§ **TASK TO COMPLETE**: What follows is a block of records; restate each one word for word.

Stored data
---
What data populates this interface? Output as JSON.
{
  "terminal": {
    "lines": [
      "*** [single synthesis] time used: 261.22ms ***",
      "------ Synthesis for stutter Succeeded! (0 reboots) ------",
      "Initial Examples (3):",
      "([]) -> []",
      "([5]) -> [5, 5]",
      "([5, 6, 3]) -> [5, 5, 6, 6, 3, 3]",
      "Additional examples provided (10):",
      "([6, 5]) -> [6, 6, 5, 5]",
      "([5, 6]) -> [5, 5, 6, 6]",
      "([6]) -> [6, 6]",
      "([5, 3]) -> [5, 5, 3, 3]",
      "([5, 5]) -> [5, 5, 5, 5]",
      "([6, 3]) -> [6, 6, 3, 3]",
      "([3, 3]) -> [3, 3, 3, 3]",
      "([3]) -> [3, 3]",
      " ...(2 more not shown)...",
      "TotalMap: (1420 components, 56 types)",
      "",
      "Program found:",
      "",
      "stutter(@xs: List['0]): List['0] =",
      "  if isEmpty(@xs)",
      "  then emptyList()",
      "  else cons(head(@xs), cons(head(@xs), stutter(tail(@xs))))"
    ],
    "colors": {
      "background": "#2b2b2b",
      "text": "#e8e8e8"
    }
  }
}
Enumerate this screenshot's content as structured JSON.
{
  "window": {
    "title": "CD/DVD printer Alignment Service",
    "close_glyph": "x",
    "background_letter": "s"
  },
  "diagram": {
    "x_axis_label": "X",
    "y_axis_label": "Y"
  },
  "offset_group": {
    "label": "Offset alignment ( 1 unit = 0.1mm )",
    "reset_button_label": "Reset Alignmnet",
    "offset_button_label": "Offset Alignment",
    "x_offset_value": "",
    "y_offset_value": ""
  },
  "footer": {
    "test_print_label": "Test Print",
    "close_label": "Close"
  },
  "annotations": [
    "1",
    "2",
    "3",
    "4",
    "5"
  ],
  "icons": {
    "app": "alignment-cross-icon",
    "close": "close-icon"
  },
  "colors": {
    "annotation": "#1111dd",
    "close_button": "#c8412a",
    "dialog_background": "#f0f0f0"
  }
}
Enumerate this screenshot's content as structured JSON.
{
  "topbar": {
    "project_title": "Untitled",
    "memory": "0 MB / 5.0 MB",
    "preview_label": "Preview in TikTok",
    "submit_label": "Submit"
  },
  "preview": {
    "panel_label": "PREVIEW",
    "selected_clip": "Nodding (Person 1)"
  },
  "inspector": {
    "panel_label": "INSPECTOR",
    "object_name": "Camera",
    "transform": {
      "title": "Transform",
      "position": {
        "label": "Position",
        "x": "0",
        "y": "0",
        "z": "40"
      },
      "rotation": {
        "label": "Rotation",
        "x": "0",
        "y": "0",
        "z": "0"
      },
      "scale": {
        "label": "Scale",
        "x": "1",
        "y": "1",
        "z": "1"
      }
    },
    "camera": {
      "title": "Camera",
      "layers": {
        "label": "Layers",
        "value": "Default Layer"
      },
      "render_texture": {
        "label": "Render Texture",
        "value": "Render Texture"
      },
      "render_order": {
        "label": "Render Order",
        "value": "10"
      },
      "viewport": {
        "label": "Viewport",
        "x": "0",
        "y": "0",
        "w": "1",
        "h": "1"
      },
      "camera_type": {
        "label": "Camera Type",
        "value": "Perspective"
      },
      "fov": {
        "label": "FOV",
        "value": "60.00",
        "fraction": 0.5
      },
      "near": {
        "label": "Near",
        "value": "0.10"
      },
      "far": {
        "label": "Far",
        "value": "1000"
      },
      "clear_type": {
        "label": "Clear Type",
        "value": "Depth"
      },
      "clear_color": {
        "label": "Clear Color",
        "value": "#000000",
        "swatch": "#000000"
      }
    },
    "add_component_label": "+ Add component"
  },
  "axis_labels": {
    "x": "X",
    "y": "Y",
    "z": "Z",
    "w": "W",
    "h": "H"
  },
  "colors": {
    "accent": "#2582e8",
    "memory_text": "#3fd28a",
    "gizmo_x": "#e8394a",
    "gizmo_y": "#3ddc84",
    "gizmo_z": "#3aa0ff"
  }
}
---
§ **WRITTEN RESPONSE**:
What data populates this interface? Output as JSON.
{
  "terminal": {
    "lines": [
      "*** [single synthesis] time used: 261.22ms ***",
      "------ Synthesis for stutter Succeeded! (0 reboots) ------",
      "Initial Examples (3):",
      "([]) -> []",
      "([5]) -> [5, 5]",
      "([5, 6, 3]) -> [5, 5, 6, 6, 3, 3]",
      "Additional examples provided (10):",
      "([6, 5]) -> [6, 6, 5, 5]",
      "([5, 6]) -> [5, 5, 6, 6]",
      "([6]) -> [6, 6]",
      "([5, 3]) -> [5, 5, 3, 3]",
      "([5, 5]) -> [5, 5, 5, 5]",
      "([6, 3]) -> [6, 6, 3, 3]",
      "([3, 3]) -> [3, 3, 3, 3]",
      "([3]) -> [3, 3]",
      " ...(2 more not shown)...",
      "TotalMap: (1420 components, 56 types)",
      "",
      "Program found:",
      "",
      "stutter(@xs: List['0]): List['0] =",
      "  if isEmpty(@xs)",
      "  then emptyList()",
      "  else cons(head(@xs), cons(head(@xs), stutter(tail(@xs))))"
    ],
    "colors": {
      "background": "#2b2b2b",
      "text": "#e8e8e8"
    }
  }
}
Enumerate this screenshot's content as structured JSON.
{
  "window": {
    "title": "CD/DVD printer Alignment Service",
    "close_glyph": "x",
    "background_letter": "s"
  },
  "diagram": {
    "x_axis_label": "X",
    "y_axis_label": "Y"
  },
  "offset_group": {
    "label": "Offset alignment ( 1 unit = 0.1mm )",
    "reset_button_label": "Reset Alignmnet",
    "offset_button_label": "Offset Alignment",
    "x_offset_value": "",
    "y_offset_value": ""
  },
  "footer": {
    "test_print_label": "Test Print",
    "close_label": "Close"
  },
  "annotations": [
    "1",
    "2",
    "3",
    "4",
    "5"
  ],
  "icons": {
    "app": "alignment-cross-icon",
    "close": "close-icon"
  },
  "colors": {
    "annotation": "#1111dd",
    "close_button": "#c8412a",
    "dialog_background": "#f0f0f0"
  }
}
Enumerate this screenshot's content as structured JSON.
{
  "topbar": {
    "project_title": "Untitled",
    "memory": "0 MB / 5.0 MB",
    "preview_label": "Preview in TikTok",
    "submit_label": "Submit"
  },
  "preview": {
    "panel_label": "PREVIEW",
    "selected_clip": "Nodding (Person 1)"
  },
  "inspector": {
    "panel_label": "INSPECTOR",
    "object_name": "Camera",
    "transform": {
      "title": "Transform",
      "position": {
        "label": "Position",
        "x": "0",
        "y": "0",
        "z": "40"
      },
      "rotation": {
        "label": "Rotation",
        "x": "0",
        "y": "0",
        "z": "0"
      },
      "scale": {
        "label": "Scale",
        "x": "1",
        "y": "1",
        "z": "1"
      }
    },
    "camera": {
      "title": "Camera",
      "layers": {
        "label": "Layers",
        "value": "Default Layer"
      },
      "render_texture": {
        "label": "Render Texture",
        "value": "Render Texture"
      },
      "render_order": {
        "label": "Render Order",
        "value": "10"
      },
      "viewport": {
        "label": "Viewport",
        "x": "0",
        "y": "0",
        "w": "1",
        "h": "1"
      },
      "camera_type": {
        "label": "Camera Type",
        "value": "Perspective"
      },
      "fov": {
        "label": "FOV",
        "value": "60.00",
        "fraction": 0.5
      },
      "near": {
        "label": "Near",
        "value": "0.10"
      },
      "far": {
        "label": "Far",
        "value": "1000"
      },
      "clear_type": {
        "label": "Clear Type",
        "value": "Depth"
      },
      "clear_color": {
        "label": "Clear Color",
        "value": "#000000",
        "swatch": "#000000"
      }
    },
    "add_component_label": "+ Add component"
  },
  "axis_labels": {
    "x": "X",
    "y": "Y",
    "z": "Z",
    "w": "W",
    "h": "H"
  },
  "colors": {
    "accent": "#2582e8",
    "memory_text": "#3fd28a",
    "gizmo_x": "#e8394a",
    "gizmo_y": "#3ddc84",
    "gizmo_z": "#3aa0ff"
  }
}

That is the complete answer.